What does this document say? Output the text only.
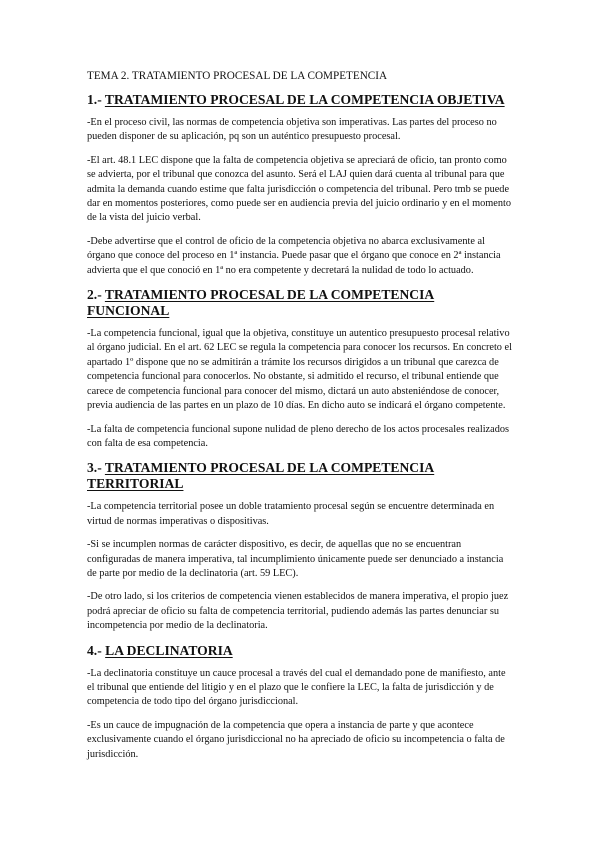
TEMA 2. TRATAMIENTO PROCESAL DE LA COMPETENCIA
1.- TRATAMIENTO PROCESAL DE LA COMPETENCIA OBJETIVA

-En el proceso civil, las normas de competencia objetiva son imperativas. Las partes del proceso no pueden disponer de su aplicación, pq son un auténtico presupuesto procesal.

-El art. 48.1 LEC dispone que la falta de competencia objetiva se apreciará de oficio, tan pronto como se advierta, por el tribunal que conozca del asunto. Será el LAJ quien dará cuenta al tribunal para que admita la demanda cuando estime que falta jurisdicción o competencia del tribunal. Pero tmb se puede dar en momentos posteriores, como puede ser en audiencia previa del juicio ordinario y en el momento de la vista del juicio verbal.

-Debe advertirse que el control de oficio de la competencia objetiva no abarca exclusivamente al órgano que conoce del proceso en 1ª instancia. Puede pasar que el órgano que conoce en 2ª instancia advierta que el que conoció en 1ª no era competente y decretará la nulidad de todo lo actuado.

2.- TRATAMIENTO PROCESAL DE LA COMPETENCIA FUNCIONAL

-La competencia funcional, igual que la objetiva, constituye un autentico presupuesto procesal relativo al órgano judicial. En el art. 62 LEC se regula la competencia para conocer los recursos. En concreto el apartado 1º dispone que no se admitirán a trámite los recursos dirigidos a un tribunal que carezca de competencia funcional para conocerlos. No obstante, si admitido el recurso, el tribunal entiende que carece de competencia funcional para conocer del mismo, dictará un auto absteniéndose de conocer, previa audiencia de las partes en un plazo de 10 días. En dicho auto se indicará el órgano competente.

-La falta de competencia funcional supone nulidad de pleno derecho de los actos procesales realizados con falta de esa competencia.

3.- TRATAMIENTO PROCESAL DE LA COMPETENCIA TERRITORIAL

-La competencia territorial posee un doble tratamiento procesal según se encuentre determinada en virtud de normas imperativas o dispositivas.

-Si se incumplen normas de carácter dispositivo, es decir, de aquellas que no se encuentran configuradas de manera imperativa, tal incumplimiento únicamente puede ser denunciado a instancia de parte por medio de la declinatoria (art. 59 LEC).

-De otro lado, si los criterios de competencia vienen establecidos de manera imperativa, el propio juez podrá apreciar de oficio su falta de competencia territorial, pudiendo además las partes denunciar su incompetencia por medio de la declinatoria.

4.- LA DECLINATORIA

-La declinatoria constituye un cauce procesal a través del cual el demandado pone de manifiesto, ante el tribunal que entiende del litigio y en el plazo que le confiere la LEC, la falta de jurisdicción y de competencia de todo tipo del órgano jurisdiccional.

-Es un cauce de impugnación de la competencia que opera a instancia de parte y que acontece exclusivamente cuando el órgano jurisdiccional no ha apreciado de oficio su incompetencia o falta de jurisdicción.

* * * * * * * * *

Task details =
Your answer should be one number: the count of lines in the data above that include the word "instancia".

Problem solution =
3